### EXERCISE
Print every entry exactly as written.

### DATA ROWS
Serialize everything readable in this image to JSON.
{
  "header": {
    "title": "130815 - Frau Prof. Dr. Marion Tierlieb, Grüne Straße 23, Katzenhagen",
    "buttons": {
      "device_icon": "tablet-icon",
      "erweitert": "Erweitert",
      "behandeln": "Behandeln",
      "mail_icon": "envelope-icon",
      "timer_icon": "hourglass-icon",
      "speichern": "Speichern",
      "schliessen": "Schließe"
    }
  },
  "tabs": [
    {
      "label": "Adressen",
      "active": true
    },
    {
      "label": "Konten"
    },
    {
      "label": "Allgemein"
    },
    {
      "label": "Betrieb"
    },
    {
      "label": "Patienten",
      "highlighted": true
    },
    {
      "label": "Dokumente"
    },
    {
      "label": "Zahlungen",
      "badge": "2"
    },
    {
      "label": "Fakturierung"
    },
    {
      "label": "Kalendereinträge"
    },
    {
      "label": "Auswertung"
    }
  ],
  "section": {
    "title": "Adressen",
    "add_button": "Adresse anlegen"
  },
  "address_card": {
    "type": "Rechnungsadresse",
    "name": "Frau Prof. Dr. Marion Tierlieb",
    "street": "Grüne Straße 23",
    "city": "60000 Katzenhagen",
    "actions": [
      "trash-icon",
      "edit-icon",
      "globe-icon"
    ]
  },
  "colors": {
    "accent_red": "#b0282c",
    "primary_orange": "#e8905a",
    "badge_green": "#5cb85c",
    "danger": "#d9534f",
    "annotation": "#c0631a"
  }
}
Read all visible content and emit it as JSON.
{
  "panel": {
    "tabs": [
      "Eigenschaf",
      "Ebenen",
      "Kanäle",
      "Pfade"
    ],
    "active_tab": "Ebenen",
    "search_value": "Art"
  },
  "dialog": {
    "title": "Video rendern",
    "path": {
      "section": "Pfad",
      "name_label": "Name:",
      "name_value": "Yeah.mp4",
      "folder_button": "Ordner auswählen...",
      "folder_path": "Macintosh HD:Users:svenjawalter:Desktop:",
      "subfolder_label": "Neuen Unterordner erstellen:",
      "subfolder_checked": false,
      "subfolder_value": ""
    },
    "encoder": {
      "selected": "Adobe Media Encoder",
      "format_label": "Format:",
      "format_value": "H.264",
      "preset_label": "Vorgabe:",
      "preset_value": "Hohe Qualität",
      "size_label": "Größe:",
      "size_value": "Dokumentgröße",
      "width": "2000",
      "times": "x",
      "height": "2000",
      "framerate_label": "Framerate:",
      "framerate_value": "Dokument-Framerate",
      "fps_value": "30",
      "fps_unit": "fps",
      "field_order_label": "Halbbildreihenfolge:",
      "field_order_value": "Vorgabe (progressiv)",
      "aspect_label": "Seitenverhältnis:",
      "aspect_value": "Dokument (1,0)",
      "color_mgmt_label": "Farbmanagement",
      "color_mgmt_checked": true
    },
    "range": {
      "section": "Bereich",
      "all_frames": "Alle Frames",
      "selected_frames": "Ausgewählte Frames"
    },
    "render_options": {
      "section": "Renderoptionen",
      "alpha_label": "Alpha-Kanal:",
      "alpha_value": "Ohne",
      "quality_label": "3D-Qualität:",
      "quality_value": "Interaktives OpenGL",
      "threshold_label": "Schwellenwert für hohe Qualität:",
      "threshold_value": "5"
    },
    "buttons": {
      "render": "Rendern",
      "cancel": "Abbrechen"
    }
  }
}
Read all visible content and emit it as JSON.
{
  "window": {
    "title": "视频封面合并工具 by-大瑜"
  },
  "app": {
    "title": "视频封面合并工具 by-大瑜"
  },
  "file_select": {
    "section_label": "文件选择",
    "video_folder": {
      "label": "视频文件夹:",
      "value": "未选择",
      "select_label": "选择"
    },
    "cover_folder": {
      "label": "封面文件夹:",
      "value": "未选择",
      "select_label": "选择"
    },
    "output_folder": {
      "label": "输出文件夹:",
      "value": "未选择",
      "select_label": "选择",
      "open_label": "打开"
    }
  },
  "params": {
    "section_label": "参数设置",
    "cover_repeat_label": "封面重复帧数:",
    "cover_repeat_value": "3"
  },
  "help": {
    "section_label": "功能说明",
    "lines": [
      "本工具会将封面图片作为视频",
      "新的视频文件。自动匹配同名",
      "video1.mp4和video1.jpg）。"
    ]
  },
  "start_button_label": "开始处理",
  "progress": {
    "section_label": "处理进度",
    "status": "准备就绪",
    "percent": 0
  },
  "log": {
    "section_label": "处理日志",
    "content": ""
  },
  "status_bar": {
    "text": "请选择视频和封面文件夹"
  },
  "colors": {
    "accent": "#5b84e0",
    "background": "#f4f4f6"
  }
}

### SOLUTION
Serialize everything readable in this image to JSON.
{
  "header": {
    "title": "130815 - Frau Prof. Dr. Marion Tierlieb, Grüne Straße 23, Katzenhagen",
    "buttons": {
      "device_icon": "tablet-icon",
      "erweitert": "Erweitert",
      "behandeln": "Behandeln",
      "mail_icon": "envelope-icon",
      "timer_icon": "hourglass-icon",
      "speichern": "Speichern",
      "schliessen": "Schließe"
    }
  },
  "tabs": [
    {
      "label": "Adressen",
      "active": true
    },
    {
      "label": "Konten"
    },
    {
      "label": "Allgemein"
    },
    {
      "label": "Betrieb"
    },
    {
      "label": "Patienten",
      "highlighted": true
    },
    {
      "label": "Dokumente"
    },
    {
      "label": "Zahlungen",
      "badge": "2"
    },
    {
      "label": "Fakturierung"
    },
    {
      "label": "Kalendereinträge"
    },
    {
      "label": "Auswertung"
    }
  ],
  "section": {
    "title": "Adressen",
    "add_button": "Adresse anlegen"
  },
  "address_card": {
    "type": "Rechnungsadresse",
    "name": "Frau Prof. Dr. Marion Tierlieb",
    "street": "Grüne Straße 23",
    "city": "60000 Katzenhagen",
    "actions": [
      "trash-icon",
      "edit-icon",
      "globe-icon"
    ]
  },
  "colors": {
    "accent_red": "#b0282c",
    "primary_orange": "#e8905a",
    "badge_green": "#5cb85c",
    "danger": "#d9534f",
    "annotation": "#c0631a"
  }
}
Read all visible content and emit it as JSON.
{
  "panel": {
    "tabs": [
      "Eigenschaf",
      "Ebenen",
      "Kanäle",
      "Pfade"
    ],
    "active_tab": "Ebenen",
    "search_value": "Art"
  },
  "dialog": {
    "title": "Video rendern",
    "path": {
      "section": "Pfad",
      "name_label": "Name:",
      "name_value": "Yeah.mp4",
      "folder_button": "Ordner auswählen...",
      "folder_path": "Macintosh HD:Users:svenjawalter:Desktop:",
      "subfolder_label": "Neuen Unterordner erstellen:",
      "subfolder_checked": false,
      "subfolder_value": ""
    },
    "encoder": {
      "selected": "Adobe Media Encoder",
      "format_label": "Format:",
      "format_value": "H.264",
      "preset_label": "Vorgabe:",
      "preset_value": "Hohe Qualität",
      "size_label": "Größe:",
      "size_value": "Dokumentgröße",
      "width": "2000",
      "times": "x",
      "height": "2000",
      "framerate_label": "Framerate:",
      "framerate_value": "Dokument-Framerate",
      "fps_value": "30",
      "fps_unit": "fps",
      "field_order_label": "Halbbildreihenfolge:",
      "field_order_value": "Vorgabe (progressiv)",
      "aspect_label": "Seitenverhältnis:",
      "aspect_value": "Dokument (1,0)",
      "color_mgmt_label": "Farbmanagement",
      "color_mgmt_checked": true
    },
    "range": {
      "section": "Bereich",
      "all_frames": "Alle Frames",
      "selected_frames": "Ausgewählte Frames"
    },
    "render_options": {
      "section": "Renderoptionen",
      "alpha_label": "Alpha-Kanal:",
      "alpha_value": "Ohne",
      "quality_label": "3D-Qualität:",
      "quality_value": "Interaktives OpenGL",
      "threshold_label": "Schwellenwert für hohe Qualität:",
      "threshold_value": "5"
    },
    "buttons": {
      "render": "Rendern",
      "cancel": "Abbrechen"
    }
  }
}
Read all visible content and emit it as JSON.
{
  "window": {
    "title": "视频封面合并工具 by-大瑜"
  },
  "app": {
    "title": "视频封面合并工具 by-大瑜"
  },
  "file_select": {
    "section_label": "文件选择",
    "video_folder": {
      "label": "视频文件夹:",
      "value": "未选择",
      "select_label": "选择"
    },
    "cover_folder": {
      "label": "封面文件夹:",
      "value": "未选择",
      "select_label": "选择"
    },
    "output_folder": {
      "label": "输出文件夹:",
      "value": "未选择",
      "select_label": "选择",
      "open_label": "打开"
    }
  },
  "params": {
    "section_label": "参数设置",
    "cover_repeat_label": "封面重复帧数:",
    "cover_repeat_value": "3"
  },
  "help": {
    "section_label": "功能说明",
    "lines": [
      "本工具会将封面图片作为视频",
      "新的视频文件。自动匹配同名",
      "video1.mp4和video1.jpg）。"
    ]
  },
  "start_button_label": "开始处理",
  "progress": {
    "section_label": "处理进度",
    "status": "准备就绪",
    "percent": 0
  },
  "log": {
    "section_label": "处理日志",
    "content": ""
  },
  "status_bar": {
    "text": "请选择视频和封面文件夹"
  },
  "colors": {
    "accent": "#5b84e0",
    "background": "#f4f4f6"
  }
}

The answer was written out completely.